-------- TEXT EXCERPT --------

I came across a paparazzi photo taken within the past year or two of David Bowie hailing a cab on the streets of New York. Decked out in jeans, sweater, scarf, sunglasses and hat, he looked like any New Yorker hailing a cab. He blended in. He was anonymous in this vast island of tall buildings that sprout like canyons among the noise of traffic and ongoing construction. I miss New York terribly, but what makes it even harder is knowing that Bowie was part of the fabric of something I left five years ago and long to return to.

When you live in New York, you know that someone famous could live right across the street from you, down the road, over on the next avenue. They are living there – somewhere behind the thick concrete and brick walls that hide multitudes of small apartments, crammed with people – or large enough to house the most wealthy.

-------- DATA EXTRACT --------

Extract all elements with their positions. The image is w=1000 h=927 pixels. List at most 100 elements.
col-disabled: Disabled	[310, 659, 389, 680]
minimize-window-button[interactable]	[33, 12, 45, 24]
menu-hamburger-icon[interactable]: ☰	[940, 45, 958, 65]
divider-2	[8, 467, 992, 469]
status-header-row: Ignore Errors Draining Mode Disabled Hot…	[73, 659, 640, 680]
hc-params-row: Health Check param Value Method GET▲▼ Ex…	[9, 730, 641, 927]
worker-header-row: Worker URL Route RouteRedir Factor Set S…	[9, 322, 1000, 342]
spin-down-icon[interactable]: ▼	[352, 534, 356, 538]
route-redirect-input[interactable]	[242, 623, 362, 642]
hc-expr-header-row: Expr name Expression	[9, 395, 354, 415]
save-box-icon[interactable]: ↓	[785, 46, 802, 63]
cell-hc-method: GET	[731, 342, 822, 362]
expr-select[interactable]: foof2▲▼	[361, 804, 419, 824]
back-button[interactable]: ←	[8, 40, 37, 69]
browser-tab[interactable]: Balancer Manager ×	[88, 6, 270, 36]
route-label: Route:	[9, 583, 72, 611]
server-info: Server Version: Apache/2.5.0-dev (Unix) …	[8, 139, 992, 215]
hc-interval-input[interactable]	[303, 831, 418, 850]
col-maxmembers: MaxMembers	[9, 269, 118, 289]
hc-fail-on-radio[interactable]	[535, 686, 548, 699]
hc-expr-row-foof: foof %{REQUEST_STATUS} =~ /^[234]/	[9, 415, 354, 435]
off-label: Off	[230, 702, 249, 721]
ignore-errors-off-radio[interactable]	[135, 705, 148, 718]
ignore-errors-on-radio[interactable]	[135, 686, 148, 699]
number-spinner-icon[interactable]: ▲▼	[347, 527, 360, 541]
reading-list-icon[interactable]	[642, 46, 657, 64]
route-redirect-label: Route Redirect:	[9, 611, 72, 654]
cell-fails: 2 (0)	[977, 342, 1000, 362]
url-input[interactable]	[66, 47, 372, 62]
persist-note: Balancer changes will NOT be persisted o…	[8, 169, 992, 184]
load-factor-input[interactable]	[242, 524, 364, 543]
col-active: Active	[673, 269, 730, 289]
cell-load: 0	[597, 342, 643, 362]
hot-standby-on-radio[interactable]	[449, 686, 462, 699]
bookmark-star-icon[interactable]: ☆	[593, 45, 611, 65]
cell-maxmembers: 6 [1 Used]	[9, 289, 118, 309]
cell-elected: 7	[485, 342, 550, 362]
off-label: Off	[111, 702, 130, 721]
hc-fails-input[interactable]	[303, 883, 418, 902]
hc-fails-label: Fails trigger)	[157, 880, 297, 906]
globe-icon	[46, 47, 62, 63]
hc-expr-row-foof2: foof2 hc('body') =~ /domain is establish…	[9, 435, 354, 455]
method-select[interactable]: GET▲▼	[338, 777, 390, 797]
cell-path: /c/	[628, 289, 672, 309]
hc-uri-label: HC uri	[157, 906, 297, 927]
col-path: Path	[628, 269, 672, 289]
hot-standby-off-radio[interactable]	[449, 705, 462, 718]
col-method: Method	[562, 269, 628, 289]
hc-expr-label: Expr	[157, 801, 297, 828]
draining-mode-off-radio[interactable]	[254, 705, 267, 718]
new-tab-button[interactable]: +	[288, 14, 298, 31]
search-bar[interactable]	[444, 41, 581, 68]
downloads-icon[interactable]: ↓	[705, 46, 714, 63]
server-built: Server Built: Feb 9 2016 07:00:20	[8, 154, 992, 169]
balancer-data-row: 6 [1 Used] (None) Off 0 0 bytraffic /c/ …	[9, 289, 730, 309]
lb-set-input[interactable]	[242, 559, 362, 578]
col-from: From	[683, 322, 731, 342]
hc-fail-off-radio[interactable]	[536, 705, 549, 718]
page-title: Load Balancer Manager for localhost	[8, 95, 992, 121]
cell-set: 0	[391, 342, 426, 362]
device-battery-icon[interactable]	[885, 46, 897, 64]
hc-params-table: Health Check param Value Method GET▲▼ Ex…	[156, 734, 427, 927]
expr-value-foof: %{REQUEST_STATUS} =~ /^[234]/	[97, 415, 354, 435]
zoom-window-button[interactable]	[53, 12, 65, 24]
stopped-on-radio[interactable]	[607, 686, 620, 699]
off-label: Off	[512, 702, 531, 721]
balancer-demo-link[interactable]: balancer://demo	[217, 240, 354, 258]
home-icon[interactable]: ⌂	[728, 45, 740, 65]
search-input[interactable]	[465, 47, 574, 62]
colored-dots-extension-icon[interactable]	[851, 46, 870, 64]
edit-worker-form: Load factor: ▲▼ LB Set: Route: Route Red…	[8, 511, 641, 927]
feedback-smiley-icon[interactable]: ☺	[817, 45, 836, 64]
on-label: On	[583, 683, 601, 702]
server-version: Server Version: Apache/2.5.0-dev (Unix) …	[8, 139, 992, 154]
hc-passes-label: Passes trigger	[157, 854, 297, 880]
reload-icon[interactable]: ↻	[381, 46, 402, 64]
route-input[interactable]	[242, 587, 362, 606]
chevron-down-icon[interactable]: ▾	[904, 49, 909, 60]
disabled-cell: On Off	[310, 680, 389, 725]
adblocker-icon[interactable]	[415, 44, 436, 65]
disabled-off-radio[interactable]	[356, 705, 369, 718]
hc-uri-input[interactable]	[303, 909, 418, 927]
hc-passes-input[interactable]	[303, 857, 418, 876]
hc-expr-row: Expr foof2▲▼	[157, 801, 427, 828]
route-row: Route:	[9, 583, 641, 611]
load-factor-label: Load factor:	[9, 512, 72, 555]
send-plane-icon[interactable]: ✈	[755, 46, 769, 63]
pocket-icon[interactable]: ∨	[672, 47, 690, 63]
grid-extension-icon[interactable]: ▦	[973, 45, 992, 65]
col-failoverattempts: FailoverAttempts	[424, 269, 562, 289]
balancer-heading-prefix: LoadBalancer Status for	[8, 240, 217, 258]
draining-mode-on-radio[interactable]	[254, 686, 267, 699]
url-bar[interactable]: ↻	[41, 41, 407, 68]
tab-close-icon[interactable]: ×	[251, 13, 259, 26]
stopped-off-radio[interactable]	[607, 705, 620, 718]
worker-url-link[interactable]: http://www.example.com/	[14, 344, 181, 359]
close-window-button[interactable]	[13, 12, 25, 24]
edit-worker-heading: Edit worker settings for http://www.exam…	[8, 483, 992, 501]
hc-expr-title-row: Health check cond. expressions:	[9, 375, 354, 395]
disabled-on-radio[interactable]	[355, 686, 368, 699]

--------

TASK OBJECTIVE:
Please transcribe the passage about David Bowie in New York, starting at the words "I came across" and stopping after "to return to.".

TASK SOLUTION:
I came across a paparazzi photo taken within the past year or two of David Bowie hailing a cab on the streets of New York. Decked out in jeans, sweater, scarf, sunglasses and hat, he looked like any New Yorker hailing a cab. He blended in. He was anonymous in this vast island of tall buildings that sprout like canyons among the noise of traffic and ongoing construction. I miss New York terribly, but what makes it even harder is knowing that Bowie was part of the fabric of something I left five years ago and long to return to.